* Task requirements
Copy each line below that includes "type".

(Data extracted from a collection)
▶
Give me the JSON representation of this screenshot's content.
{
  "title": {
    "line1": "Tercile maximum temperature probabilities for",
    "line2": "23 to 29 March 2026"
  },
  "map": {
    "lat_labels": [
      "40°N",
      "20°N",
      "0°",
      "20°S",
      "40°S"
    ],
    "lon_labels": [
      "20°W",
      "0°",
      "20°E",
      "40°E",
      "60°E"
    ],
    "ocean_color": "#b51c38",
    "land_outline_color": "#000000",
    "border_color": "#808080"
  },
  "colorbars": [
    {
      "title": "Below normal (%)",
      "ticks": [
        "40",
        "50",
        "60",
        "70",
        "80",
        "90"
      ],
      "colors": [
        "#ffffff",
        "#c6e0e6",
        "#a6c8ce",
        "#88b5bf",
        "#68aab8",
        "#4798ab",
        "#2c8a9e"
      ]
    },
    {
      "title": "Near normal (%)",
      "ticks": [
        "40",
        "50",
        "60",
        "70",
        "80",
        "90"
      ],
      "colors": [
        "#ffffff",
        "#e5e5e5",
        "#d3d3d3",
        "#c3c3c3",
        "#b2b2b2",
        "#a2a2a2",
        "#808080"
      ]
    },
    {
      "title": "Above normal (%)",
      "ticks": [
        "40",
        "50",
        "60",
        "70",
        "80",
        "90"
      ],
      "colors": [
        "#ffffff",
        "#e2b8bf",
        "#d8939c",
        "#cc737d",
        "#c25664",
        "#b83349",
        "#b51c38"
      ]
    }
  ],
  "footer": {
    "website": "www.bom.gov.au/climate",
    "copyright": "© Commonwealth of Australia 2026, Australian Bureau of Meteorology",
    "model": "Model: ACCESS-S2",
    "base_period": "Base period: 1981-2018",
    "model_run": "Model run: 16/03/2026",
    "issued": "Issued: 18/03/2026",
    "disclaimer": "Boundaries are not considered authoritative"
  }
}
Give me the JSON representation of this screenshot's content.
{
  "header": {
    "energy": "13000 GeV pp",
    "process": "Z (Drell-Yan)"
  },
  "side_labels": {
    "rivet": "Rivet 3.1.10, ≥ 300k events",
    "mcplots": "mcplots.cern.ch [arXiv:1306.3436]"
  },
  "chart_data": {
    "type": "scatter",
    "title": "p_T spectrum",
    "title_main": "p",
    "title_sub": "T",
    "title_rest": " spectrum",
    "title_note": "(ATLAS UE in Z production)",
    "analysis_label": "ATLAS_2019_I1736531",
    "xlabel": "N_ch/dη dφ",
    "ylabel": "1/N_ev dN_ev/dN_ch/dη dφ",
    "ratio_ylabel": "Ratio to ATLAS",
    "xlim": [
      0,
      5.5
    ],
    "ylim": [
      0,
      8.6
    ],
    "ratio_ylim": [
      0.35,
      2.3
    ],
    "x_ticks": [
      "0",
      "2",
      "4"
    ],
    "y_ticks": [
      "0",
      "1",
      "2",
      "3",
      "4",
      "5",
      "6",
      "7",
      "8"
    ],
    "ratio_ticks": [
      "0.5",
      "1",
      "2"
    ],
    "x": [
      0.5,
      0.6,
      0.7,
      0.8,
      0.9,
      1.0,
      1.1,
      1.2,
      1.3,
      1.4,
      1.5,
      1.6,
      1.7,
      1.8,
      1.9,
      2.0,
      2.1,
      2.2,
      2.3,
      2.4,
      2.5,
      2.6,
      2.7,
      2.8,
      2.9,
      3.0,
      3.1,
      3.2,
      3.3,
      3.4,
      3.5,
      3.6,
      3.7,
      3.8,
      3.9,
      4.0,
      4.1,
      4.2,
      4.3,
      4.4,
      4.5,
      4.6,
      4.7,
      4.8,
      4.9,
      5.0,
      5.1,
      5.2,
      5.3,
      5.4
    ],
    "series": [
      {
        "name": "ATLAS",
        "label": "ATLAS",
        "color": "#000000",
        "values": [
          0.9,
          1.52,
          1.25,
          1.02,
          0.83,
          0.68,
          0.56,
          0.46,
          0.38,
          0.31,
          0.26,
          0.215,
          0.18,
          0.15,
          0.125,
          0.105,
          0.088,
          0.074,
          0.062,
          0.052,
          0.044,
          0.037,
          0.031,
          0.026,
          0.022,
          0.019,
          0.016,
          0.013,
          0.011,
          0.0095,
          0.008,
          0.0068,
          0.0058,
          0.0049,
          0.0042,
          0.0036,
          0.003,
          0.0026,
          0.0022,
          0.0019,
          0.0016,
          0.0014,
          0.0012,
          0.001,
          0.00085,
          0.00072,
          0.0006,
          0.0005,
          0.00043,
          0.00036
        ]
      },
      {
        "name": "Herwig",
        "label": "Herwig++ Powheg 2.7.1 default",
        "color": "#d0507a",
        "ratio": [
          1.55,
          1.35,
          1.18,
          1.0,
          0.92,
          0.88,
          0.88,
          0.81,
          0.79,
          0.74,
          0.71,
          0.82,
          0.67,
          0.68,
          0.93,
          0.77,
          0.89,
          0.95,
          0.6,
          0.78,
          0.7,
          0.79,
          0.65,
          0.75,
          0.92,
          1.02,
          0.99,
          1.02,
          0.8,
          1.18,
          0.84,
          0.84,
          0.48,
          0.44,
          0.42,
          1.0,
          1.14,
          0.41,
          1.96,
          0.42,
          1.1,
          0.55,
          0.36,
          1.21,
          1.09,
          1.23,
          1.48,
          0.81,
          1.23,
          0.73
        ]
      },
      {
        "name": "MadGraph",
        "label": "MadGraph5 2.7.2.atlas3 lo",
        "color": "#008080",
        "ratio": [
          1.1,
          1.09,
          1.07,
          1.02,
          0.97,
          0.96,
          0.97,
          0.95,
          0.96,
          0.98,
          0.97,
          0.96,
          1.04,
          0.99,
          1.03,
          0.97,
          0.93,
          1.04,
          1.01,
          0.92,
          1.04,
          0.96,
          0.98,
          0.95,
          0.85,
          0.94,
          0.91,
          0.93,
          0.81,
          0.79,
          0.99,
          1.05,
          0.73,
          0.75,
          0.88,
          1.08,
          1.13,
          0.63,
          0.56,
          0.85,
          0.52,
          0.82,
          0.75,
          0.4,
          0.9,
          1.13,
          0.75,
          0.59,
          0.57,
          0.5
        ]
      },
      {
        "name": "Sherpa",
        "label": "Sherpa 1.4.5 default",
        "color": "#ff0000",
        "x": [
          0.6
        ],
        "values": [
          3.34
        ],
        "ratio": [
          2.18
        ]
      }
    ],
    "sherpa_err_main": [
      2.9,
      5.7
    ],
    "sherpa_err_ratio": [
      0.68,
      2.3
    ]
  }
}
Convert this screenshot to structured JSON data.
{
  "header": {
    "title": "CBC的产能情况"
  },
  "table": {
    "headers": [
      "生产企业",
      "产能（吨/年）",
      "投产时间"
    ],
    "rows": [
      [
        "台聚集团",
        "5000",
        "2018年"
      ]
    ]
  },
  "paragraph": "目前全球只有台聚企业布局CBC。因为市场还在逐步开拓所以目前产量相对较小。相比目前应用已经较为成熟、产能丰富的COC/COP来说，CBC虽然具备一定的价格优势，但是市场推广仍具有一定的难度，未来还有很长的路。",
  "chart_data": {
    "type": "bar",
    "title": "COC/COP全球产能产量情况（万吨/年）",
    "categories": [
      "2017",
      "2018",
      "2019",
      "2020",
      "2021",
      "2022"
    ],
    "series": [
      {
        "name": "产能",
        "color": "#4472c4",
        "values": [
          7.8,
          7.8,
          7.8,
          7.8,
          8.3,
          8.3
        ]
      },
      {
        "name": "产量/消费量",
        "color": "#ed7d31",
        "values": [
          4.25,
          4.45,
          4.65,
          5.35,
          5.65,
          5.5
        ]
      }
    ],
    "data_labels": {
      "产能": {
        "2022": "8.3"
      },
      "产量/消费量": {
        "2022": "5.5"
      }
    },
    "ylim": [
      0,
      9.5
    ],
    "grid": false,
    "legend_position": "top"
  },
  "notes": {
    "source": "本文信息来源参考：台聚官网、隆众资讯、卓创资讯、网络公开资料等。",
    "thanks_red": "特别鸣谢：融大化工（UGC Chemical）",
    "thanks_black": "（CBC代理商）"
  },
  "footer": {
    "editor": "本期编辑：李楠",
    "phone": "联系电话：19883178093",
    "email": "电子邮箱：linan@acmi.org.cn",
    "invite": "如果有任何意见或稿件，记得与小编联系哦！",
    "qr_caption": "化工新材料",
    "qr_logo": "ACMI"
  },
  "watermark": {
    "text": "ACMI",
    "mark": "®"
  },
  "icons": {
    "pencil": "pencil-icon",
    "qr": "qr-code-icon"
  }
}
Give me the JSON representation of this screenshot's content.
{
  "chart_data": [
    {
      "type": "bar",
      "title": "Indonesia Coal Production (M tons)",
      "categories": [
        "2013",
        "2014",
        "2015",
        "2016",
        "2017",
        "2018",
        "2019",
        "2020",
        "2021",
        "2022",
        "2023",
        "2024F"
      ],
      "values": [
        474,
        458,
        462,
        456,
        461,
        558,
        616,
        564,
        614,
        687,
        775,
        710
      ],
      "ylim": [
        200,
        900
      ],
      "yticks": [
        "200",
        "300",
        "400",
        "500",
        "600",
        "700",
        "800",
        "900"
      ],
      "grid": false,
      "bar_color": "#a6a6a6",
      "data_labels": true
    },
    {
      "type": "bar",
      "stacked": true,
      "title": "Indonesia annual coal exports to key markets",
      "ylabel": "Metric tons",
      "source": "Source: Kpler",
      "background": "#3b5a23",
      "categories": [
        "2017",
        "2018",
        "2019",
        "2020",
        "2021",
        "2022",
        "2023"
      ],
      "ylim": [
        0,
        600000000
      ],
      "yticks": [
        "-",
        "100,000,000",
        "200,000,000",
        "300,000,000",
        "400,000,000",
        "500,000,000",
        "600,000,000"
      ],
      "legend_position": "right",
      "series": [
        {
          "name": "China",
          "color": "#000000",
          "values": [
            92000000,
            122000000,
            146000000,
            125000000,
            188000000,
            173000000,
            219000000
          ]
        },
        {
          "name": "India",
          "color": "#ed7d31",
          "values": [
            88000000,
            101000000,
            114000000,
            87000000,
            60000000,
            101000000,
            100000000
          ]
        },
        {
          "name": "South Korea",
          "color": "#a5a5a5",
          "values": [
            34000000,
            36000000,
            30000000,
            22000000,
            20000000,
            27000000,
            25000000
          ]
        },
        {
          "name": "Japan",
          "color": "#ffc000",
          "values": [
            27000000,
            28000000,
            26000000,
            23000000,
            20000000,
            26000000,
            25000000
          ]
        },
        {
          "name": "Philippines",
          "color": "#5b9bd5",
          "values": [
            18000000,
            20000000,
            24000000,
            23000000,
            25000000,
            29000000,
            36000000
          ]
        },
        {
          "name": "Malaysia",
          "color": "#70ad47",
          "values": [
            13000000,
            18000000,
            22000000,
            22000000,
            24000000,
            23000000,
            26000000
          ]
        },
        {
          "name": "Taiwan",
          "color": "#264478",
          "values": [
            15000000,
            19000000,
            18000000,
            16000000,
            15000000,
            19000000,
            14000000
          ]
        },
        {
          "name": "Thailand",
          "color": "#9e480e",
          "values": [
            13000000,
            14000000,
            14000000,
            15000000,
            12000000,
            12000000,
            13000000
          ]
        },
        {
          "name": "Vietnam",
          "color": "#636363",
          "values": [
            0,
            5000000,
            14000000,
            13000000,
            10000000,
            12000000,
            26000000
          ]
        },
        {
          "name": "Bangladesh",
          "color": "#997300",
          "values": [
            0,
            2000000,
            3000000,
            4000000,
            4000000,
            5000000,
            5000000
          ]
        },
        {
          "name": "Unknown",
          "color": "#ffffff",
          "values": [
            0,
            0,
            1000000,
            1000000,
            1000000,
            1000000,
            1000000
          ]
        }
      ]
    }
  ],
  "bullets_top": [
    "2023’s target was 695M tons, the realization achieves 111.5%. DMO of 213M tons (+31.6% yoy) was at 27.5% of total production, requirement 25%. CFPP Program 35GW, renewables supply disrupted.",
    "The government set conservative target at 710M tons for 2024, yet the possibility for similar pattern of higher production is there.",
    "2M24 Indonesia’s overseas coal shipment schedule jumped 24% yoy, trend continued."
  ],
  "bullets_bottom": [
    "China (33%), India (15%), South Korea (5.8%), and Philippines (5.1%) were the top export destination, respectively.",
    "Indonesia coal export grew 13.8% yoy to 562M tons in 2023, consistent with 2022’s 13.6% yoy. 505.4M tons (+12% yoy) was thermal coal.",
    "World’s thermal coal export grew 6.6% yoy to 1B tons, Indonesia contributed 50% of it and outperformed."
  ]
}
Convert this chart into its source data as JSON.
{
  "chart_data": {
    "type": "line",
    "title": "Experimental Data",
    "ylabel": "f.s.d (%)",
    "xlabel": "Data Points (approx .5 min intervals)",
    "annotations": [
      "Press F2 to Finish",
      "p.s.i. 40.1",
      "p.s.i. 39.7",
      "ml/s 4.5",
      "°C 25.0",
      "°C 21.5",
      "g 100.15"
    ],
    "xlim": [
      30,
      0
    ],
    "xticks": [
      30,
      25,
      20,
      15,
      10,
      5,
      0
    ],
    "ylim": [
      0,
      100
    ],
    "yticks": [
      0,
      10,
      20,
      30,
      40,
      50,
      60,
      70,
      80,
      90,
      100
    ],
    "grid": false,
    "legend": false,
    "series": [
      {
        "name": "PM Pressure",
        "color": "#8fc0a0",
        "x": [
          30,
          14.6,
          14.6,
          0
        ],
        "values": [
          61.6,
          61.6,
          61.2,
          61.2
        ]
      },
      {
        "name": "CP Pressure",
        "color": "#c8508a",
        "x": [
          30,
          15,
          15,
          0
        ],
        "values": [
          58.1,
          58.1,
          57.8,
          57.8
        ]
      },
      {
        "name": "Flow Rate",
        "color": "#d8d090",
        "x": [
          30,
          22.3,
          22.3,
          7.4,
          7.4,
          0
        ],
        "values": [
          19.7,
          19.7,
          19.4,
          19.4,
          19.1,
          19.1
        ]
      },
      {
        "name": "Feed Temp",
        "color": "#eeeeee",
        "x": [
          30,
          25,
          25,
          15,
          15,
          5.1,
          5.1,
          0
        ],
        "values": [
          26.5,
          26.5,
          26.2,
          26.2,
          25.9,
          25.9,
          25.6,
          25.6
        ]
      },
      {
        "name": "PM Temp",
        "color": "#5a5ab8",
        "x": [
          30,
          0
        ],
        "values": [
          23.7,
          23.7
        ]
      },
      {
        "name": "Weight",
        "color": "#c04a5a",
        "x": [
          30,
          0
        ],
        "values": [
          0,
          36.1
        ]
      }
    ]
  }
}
◀
* Correct output
    "type": "scatter",
    "type": "bar",
      "type": "bar",
      "type": "bar",
    "type": "line",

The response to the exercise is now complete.